(SELECTED PASSAGE):
_____
Indiana Gov. Mitch Daniels' announcement that he can't play in the presidential primaries because his wife and daughters say he's not allowed to is terrible news for the GOP and the country.
It's terrible not because Mr. Daniels was obviously the best candidate or that he had the best chance to beat President Obama. It's terrible because Mr. Daniels would have elevated the debate on entitlement reform and the budget in a way that no one else currently in the race seems able to.
Oh, the Tea Party will have plenty of candidates. Minnesota Rep. Michele Bachmann, the founder and head of the House Tea Party Caucus, almost surely will run and do quite well. Herman Cain, the black former business executive, remains a Tea Party rock star. On the more libertarian side, there's Rep. Ron Paul of Texas and former New Mexico Gov. Gary Johnson. If those two have their way, the dollar will not only be backed by gold, it will be printed on paper made from hemp.
Nearly every stripe of conservative will have at least one standard-bearer, or perhaps several (including gay Republicans, who can rally around the Fred Karger juggernaut). Except, right now no one appears equipped to defend the GOP House budget, written by Rep. Paul Ryan of Wisconsin, which likely will define both the presidential and congressional elections in 2012.
The Democrat-run Senate hasn't passed a budget in more than 750 days, and Majority Leader Harry Reid says it would be "foolish" to try. That's because the Democrats don't want to muddy their attacks on Mr. Ryan's idea of "premium support," whereby the poor get more generous vouchers than the middle class or the wealthy to pay for Medicare coverage. By the way, the "radical" concept of premium support is not so radical. It has deep bipartisan roots, with endorsements from such Democrats as former Sen. John Breaux of Louisiana and former Rep. Dick Gephardt of Missouri.
_____
(DATASET EXCERPTS):
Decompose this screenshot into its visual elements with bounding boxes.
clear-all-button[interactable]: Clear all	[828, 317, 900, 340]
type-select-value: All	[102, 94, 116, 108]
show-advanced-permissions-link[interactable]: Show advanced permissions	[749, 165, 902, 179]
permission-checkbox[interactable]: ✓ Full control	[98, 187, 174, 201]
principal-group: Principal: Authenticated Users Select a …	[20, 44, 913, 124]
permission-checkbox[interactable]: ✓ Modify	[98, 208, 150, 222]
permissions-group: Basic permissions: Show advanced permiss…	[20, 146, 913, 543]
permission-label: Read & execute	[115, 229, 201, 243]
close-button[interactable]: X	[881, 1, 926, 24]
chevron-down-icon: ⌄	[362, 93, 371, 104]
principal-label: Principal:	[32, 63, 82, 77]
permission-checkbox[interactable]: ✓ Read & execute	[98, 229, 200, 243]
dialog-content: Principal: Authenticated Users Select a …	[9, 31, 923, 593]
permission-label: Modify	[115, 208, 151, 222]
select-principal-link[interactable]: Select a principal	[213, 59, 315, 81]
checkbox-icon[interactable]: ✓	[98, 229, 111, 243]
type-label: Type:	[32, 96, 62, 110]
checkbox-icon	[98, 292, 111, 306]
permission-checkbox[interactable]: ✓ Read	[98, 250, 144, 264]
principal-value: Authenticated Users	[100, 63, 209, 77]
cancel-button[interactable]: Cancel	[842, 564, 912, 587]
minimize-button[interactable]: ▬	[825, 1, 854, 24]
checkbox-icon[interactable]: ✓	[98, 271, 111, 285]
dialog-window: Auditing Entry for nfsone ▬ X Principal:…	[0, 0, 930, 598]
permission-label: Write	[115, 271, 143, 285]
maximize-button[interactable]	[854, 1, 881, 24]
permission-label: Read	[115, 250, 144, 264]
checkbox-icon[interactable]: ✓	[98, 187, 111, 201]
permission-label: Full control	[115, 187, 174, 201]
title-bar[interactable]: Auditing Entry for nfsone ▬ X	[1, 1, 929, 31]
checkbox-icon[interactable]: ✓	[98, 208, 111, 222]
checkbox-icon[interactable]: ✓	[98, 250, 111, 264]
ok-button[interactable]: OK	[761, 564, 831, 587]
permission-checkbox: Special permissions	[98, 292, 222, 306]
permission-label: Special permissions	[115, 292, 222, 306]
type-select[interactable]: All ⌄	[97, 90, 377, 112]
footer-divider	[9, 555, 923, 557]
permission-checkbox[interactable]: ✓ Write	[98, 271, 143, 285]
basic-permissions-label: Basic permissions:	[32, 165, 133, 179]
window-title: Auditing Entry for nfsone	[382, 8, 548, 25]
_____
(EXERCISES TO COMPLETE):
- a) For each statement below, say whether it agrees with the commentary on Mitch Daniels, answering yes or no and quoting the words of the commentary that decide it. (i) Michele Bachmann founded and leads the House Tea Party Caucus. (ii) The GOP House budget was written by Rep. Ron Paul. (iii) Only Republicans have endorsed the concept of premium support.
- b) According to the commentary on Mitch Daniels, how long has the Democrat-run Senate gone without passing a budget?

(RESULTS FOR THE EXERCISE):
- a)
(i) Yes: "Minnesota Rep. Michele Bachmann, the founder and head of the House Tea Party Caucus"
(ii) No: "the GOP House budget, written by Rep. Paul Ryan of Wisconsin"
(iii) No: "It has deep bipartisan roots, with endorsements from such Democrats as former Sen. John Breaux of Louisiana and former Rep. Dick Gephardt of Missouri."

- b) The Democrat-run Senate has gone more than 750 days without passing a budget.